[Exercise directions] State how many lines in the records hold the word "JSON", giving the number and no other text.

(Data records)

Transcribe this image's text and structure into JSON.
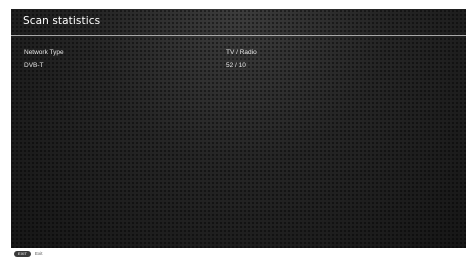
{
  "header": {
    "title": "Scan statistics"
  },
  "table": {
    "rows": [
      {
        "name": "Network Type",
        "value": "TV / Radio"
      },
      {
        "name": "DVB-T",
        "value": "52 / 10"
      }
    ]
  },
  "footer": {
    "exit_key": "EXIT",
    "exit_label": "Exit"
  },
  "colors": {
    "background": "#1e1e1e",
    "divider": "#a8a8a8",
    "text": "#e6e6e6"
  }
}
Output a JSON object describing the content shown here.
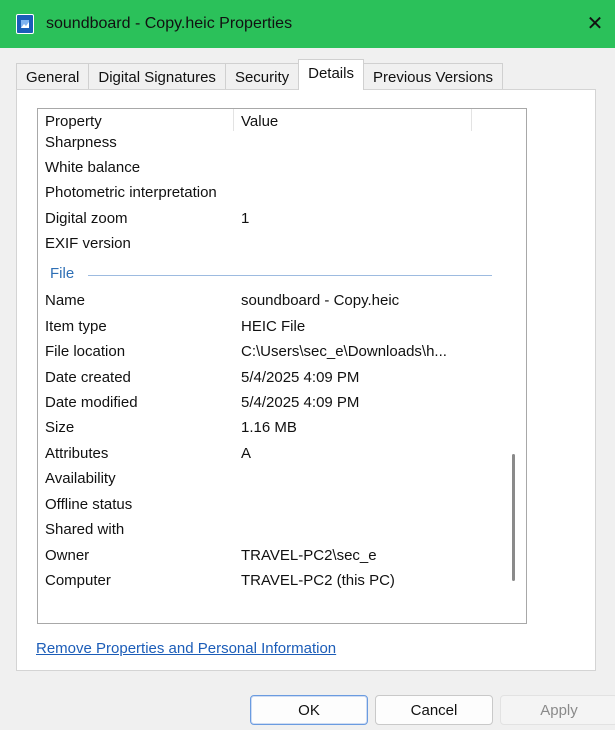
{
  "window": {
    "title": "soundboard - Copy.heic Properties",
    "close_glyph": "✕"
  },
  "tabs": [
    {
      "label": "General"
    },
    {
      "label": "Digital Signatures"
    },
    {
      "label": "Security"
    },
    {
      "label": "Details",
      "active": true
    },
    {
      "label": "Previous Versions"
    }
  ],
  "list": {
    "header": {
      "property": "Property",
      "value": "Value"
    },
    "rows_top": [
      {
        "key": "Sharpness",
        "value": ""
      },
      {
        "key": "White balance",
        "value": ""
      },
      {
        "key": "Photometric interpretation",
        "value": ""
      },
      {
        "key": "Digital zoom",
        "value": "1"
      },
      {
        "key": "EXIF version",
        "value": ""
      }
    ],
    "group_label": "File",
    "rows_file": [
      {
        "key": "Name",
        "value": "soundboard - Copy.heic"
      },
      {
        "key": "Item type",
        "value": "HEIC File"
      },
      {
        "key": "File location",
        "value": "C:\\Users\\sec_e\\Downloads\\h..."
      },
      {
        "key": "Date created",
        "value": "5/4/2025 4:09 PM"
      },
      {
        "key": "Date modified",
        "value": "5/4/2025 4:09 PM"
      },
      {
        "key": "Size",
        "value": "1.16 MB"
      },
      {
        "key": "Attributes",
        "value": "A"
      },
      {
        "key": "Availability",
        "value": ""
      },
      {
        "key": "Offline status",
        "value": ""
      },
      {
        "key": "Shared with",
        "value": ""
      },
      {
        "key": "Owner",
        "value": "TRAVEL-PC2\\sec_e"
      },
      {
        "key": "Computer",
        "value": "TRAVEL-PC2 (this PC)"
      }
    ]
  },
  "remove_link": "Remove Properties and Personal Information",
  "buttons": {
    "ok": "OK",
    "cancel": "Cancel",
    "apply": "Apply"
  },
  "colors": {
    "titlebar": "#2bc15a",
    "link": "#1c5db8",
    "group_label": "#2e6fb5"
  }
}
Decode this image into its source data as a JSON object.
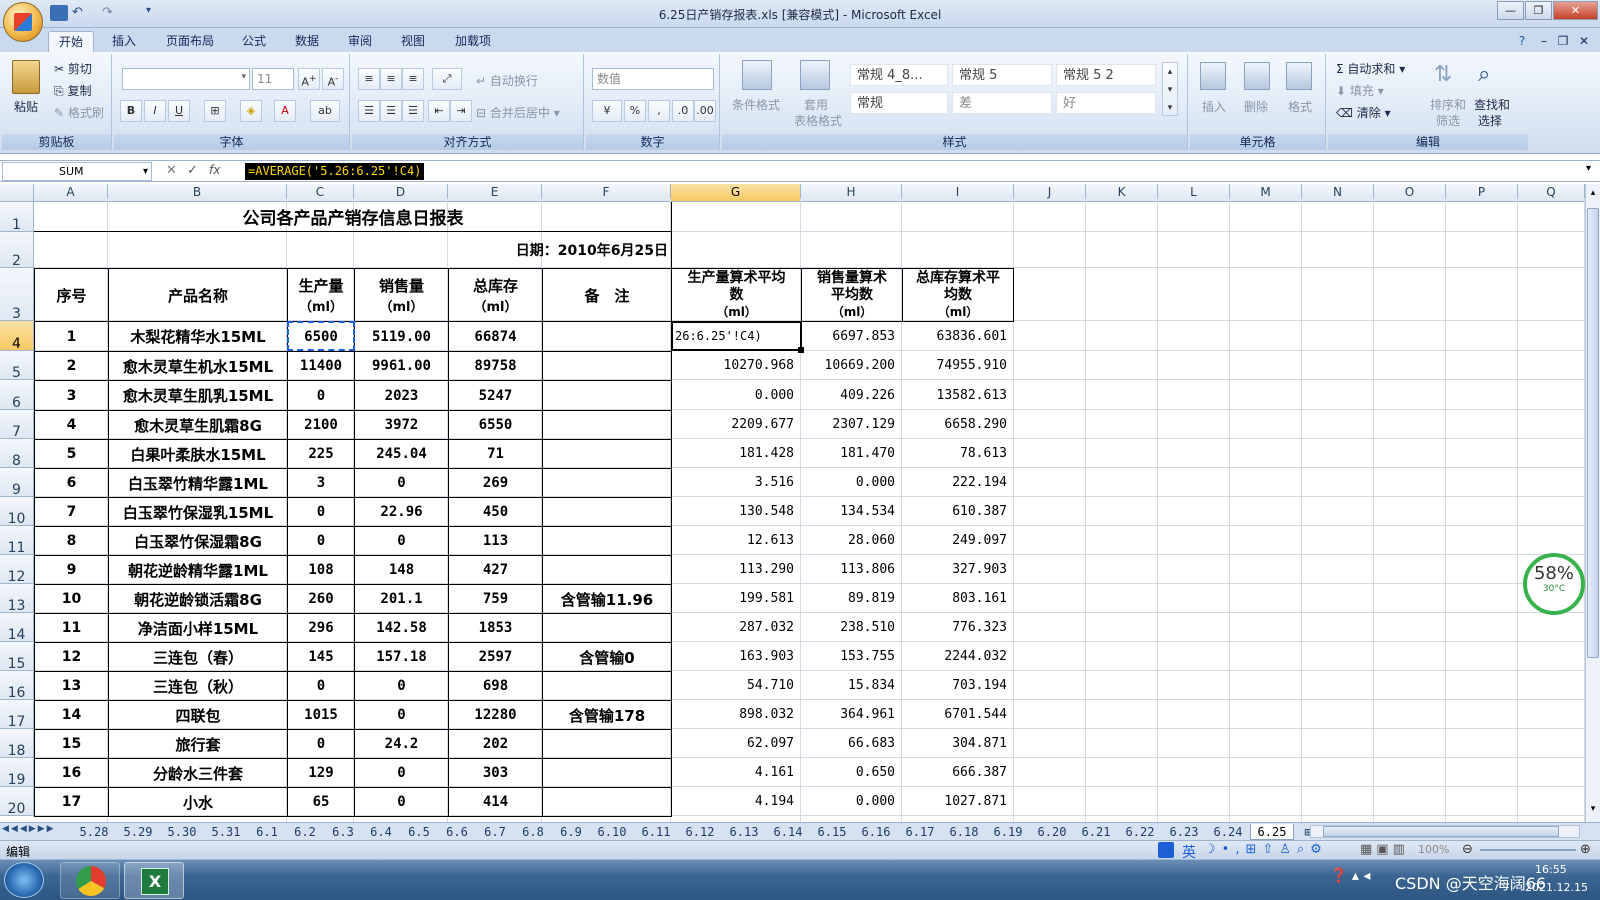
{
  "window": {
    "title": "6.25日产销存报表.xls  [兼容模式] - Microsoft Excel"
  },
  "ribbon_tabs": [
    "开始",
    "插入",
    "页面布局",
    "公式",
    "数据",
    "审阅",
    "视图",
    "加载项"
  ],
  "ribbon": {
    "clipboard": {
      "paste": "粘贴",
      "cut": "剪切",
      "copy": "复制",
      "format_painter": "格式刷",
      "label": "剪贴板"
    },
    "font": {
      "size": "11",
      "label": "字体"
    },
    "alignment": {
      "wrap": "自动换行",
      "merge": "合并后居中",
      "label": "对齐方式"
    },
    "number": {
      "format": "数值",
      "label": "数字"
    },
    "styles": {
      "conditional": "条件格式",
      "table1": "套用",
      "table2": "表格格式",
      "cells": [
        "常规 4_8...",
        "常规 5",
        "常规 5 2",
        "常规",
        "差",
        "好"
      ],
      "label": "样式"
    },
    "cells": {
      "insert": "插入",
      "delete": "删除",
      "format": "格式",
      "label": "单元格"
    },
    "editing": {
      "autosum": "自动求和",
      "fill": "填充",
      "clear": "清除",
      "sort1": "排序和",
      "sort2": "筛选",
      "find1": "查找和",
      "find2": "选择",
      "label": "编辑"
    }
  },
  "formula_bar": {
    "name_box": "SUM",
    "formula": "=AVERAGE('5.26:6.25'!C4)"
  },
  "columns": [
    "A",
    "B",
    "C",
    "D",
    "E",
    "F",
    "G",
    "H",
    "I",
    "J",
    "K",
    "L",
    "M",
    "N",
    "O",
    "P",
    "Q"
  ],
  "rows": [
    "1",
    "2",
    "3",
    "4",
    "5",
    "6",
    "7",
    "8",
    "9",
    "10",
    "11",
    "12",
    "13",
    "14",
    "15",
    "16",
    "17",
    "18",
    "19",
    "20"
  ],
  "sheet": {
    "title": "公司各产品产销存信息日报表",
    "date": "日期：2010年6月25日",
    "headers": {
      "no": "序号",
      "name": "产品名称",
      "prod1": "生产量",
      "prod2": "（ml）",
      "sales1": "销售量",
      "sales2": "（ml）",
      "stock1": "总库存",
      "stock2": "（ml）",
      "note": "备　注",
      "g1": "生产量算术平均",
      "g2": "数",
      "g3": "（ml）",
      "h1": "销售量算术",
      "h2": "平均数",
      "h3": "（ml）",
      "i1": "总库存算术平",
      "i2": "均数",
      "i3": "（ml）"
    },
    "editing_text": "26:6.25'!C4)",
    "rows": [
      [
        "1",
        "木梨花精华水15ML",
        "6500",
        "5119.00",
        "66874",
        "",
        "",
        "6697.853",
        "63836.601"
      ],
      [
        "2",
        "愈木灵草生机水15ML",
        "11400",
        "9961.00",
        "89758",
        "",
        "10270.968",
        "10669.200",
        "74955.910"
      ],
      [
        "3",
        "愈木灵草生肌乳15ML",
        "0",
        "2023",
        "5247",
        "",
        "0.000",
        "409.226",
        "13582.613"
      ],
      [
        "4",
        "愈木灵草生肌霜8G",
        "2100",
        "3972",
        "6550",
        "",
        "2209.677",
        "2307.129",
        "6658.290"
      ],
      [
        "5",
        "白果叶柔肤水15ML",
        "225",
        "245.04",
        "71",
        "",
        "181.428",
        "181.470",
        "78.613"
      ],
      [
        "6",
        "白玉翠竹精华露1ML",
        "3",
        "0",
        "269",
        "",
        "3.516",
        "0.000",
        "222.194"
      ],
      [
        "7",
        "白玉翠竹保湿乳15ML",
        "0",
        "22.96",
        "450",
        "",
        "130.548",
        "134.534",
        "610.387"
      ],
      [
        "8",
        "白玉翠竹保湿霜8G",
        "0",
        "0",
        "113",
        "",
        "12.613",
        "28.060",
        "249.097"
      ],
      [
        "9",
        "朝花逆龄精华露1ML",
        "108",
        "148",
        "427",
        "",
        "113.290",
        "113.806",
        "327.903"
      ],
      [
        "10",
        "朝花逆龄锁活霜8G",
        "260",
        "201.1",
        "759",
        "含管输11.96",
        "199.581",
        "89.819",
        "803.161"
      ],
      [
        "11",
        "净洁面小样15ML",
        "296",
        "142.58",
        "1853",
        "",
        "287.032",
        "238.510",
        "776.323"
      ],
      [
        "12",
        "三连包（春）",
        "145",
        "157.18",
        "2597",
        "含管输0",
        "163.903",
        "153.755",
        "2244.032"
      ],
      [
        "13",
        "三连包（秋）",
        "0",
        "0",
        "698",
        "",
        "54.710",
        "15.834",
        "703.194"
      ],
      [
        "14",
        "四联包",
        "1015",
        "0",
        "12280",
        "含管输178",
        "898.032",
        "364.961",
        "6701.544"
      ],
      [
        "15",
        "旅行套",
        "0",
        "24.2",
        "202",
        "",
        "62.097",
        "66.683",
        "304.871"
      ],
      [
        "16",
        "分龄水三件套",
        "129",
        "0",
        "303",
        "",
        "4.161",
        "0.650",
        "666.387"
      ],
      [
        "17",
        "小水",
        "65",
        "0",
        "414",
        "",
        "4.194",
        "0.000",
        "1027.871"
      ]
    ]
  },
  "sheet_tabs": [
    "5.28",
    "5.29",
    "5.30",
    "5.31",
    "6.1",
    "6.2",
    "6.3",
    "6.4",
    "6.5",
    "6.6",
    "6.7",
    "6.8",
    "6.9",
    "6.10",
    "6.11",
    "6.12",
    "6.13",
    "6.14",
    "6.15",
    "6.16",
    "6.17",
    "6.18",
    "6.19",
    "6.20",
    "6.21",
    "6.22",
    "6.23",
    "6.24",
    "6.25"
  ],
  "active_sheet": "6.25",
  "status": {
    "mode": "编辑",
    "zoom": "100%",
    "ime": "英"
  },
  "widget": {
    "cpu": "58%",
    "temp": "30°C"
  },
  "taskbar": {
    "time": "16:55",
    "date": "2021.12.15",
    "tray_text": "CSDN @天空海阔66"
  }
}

[Written answer] 3